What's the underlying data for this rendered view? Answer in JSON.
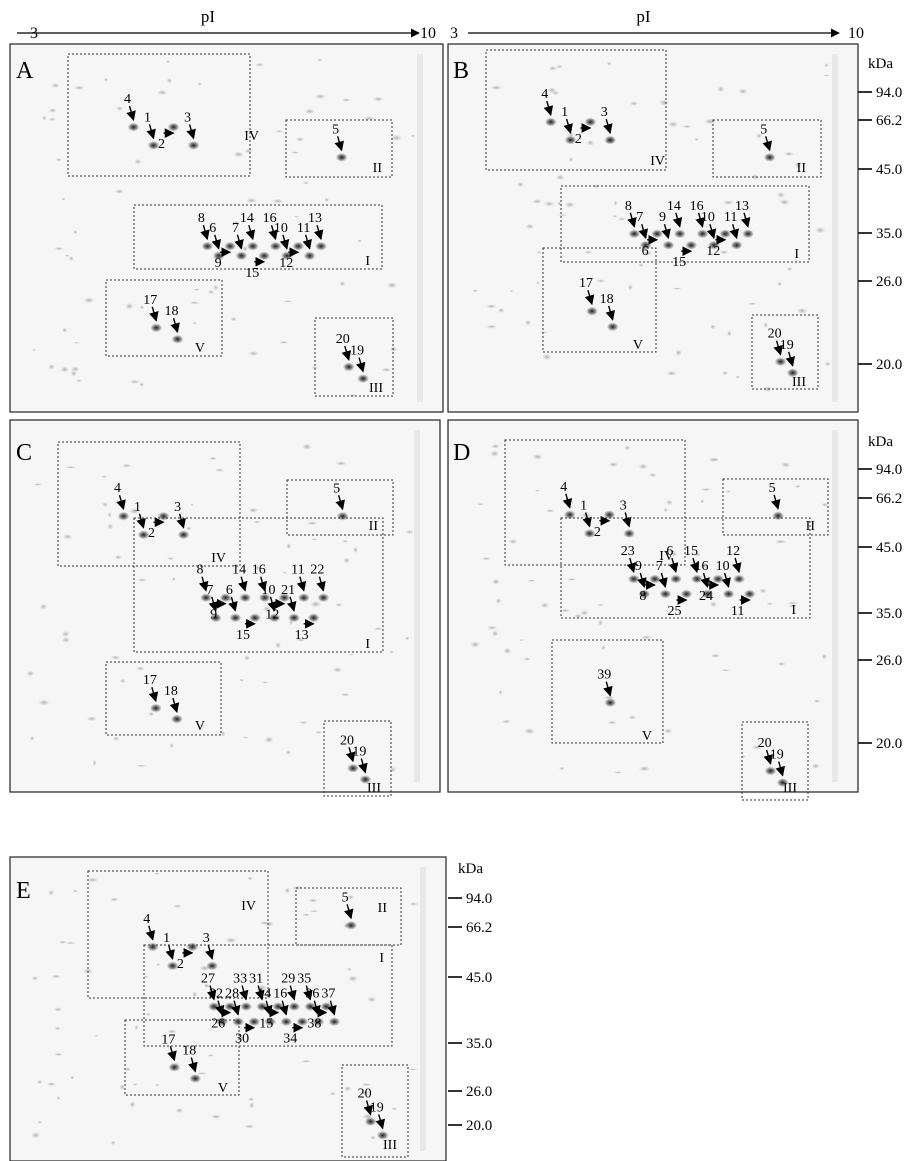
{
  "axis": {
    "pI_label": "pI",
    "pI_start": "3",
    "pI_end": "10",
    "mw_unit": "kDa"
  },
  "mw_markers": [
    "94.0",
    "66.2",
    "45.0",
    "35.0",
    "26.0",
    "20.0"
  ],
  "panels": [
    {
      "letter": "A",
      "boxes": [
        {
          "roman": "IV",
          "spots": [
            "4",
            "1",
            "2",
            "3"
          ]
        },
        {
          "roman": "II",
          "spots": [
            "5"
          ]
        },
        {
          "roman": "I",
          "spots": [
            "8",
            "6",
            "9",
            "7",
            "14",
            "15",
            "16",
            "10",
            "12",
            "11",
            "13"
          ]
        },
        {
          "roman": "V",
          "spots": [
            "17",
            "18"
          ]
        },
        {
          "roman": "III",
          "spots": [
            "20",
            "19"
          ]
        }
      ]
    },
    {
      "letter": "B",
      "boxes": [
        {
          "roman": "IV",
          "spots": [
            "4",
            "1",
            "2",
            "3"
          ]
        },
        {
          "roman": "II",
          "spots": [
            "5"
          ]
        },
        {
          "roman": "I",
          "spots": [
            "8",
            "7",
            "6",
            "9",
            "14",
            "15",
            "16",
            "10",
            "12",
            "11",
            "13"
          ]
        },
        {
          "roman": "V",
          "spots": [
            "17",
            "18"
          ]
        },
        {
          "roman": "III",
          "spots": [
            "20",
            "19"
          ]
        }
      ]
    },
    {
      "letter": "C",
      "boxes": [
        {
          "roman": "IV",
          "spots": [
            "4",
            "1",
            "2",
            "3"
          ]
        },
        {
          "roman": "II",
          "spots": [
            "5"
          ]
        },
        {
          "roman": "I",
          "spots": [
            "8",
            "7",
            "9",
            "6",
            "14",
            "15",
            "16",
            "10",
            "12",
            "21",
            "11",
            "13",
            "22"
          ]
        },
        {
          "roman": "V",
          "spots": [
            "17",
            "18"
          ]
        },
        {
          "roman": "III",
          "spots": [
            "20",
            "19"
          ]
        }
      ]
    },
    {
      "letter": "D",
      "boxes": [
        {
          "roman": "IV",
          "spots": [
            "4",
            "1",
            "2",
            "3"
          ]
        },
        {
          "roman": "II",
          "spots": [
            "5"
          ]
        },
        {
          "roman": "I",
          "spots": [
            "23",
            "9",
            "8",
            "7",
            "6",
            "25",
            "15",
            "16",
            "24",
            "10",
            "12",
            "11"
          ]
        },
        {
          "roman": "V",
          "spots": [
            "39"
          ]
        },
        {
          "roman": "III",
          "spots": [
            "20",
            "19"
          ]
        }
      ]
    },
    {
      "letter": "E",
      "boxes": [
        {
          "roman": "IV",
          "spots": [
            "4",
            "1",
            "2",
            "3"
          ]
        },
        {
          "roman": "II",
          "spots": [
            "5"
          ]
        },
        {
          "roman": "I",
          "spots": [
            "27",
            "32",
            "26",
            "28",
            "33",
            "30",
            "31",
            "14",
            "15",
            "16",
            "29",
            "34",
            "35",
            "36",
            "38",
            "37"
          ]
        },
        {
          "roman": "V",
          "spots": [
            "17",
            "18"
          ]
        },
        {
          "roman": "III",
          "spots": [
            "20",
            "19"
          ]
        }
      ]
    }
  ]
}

************

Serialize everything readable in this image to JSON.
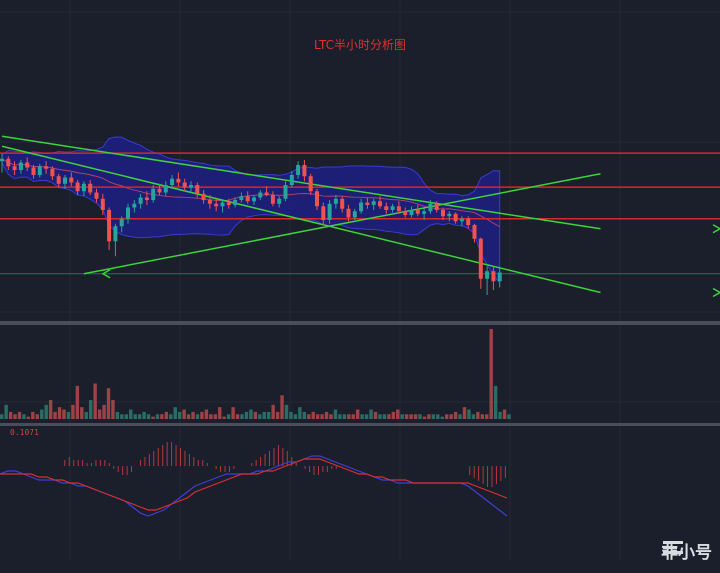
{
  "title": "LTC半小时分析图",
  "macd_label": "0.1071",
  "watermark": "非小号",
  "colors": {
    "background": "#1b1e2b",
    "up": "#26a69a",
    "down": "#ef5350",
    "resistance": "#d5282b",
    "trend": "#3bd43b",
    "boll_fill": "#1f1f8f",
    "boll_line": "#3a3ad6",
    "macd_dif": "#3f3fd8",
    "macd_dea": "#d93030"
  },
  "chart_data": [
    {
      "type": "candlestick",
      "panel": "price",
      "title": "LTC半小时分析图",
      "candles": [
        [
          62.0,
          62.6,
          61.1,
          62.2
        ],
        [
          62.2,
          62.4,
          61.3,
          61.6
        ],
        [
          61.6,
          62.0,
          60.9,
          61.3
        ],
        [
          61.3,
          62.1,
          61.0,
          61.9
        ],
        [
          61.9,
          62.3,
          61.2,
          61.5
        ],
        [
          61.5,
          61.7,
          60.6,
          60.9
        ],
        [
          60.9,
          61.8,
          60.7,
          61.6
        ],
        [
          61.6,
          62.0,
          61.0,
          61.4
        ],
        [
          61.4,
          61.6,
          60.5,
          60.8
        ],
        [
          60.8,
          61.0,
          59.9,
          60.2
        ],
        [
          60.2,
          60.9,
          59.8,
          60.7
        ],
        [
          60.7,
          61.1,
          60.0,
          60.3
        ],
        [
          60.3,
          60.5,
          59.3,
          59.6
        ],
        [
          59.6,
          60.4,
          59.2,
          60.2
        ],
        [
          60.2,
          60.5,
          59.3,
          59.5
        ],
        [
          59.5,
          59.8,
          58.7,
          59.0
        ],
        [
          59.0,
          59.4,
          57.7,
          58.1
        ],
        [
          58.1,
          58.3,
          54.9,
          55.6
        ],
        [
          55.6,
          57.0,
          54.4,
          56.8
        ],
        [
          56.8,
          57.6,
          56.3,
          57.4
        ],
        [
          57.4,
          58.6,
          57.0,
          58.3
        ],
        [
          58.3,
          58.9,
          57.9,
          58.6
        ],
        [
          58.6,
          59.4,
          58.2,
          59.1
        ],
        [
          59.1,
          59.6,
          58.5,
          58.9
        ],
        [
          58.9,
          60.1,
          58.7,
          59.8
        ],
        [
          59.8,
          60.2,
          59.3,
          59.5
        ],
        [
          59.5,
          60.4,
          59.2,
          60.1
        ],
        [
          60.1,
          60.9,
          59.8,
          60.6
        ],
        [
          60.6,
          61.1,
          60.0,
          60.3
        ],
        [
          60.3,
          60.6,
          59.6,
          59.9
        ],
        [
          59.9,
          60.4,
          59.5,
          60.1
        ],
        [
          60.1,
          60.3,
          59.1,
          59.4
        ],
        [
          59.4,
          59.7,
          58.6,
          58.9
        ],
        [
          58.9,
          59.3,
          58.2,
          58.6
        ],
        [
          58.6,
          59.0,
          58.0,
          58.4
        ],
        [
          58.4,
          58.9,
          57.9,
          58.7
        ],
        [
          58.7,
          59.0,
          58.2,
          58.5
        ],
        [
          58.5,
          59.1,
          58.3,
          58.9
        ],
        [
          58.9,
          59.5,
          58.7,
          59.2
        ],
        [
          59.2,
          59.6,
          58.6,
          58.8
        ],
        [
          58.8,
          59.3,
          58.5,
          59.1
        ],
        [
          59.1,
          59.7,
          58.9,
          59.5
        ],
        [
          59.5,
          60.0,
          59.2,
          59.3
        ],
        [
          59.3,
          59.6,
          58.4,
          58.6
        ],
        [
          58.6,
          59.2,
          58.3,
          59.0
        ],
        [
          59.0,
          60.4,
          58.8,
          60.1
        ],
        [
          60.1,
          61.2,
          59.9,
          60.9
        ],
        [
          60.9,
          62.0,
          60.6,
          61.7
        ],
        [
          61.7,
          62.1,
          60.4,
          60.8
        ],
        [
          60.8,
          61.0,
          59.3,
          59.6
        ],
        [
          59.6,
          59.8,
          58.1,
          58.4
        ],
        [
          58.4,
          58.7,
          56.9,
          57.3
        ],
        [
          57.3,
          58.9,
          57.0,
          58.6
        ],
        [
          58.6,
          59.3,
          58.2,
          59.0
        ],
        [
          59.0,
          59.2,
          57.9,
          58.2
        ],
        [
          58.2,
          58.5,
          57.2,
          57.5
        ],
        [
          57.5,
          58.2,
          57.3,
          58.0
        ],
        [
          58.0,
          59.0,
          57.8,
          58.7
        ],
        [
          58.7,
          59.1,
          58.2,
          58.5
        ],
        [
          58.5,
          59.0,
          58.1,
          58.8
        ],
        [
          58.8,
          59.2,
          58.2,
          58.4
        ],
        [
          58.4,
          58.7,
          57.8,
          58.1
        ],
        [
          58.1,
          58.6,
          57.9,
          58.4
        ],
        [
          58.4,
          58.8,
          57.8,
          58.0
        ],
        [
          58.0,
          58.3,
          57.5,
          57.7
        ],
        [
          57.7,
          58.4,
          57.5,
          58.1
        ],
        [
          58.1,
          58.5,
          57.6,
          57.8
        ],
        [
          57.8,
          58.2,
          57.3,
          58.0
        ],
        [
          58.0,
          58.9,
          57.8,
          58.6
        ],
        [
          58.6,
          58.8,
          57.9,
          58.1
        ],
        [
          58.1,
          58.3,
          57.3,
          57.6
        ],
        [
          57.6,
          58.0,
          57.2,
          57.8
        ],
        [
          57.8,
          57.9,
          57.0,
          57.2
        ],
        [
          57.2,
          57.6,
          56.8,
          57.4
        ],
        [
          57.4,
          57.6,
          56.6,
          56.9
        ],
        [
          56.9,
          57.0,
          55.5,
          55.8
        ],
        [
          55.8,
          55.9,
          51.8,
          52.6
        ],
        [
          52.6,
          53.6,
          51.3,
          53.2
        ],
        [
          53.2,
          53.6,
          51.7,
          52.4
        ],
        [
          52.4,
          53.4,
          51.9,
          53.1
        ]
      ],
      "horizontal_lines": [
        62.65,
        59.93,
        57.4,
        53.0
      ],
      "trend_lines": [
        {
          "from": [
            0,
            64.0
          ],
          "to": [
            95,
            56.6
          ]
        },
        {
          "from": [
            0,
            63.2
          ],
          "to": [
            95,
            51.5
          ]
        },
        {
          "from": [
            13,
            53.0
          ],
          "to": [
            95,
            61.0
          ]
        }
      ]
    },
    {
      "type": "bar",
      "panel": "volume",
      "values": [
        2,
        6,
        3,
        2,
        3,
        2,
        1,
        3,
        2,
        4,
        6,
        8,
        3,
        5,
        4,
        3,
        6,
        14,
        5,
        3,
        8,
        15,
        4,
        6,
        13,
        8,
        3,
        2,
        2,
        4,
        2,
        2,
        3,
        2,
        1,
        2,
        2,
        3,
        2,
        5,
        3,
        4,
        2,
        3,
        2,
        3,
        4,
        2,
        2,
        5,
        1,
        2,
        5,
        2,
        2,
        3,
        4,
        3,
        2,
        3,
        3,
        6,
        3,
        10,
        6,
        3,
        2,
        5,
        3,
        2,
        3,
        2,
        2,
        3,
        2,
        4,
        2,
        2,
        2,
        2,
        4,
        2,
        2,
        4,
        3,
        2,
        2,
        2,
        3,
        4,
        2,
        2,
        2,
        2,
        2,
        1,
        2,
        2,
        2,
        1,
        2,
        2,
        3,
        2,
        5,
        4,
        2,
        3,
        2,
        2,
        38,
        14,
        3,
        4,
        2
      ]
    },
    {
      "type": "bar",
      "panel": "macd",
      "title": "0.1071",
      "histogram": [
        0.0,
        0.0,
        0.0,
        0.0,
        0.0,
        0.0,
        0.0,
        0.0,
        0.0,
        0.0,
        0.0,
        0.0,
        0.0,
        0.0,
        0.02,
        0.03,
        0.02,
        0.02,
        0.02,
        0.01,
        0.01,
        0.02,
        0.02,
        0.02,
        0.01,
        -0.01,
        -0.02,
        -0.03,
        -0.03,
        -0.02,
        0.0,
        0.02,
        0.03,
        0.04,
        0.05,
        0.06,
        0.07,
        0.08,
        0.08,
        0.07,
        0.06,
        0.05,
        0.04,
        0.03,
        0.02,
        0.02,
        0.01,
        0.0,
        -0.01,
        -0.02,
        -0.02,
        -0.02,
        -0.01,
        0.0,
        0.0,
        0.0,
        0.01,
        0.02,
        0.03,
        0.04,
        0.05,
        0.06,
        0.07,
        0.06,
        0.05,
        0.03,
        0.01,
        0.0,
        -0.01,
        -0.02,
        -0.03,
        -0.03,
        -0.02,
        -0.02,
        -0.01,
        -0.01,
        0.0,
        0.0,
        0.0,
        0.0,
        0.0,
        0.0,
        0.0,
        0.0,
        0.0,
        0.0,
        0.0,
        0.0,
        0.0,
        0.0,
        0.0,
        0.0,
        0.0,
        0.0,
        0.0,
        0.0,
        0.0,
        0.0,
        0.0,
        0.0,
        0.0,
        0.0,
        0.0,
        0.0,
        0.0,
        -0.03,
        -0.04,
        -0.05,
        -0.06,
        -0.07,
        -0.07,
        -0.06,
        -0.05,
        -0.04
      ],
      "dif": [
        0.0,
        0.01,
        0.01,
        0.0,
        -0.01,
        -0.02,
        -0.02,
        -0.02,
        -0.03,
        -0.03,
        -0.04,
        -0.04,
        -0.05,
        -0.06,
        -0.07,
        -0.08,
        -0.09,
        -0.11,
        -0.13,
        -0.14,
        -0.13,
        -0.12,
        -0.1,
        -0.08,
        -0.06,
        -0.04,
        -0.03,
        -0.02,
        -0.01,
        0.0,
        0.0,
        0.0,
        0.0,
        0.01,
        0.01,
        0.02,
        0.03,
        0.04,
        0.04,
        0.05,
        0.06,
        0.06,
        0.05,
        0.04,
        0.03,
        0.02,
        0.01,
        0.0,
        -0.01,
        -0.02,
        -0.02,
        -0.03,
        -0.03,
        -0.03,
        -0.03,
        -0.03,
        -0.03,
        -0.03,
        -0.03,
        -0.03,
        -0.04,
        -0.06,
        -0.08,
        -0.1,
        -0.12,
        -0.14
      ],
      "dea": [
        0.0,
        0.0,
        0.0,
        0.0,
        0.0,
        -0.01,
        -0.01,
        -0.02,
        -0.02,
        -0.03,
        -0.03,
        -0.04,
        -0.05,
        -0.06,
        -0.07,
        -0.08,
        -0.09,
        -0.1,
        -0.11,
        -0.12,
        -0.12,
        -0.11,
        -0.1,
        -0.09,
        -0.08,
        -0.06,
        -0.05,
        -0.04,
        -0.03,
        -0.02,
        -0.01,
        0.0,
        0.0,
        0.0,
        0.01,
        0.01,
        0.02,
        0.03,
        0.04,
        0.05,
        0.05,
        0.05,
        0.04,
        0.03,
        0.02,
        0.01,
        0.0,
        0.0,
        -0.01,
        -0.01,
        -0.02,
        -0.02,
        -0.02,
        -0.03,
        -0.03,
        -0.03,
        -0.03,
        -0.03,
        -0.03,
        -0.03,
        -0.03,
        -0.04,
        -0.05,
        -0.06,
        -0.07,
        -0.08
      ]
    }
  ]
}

************

(Prompt) Only lines with the word "title" are wanted, so copy each one from the records.

(Result)
  "title": "LTC半小时分析图",
      "title": "LTC半小时分析图",
      "title": "0.1071",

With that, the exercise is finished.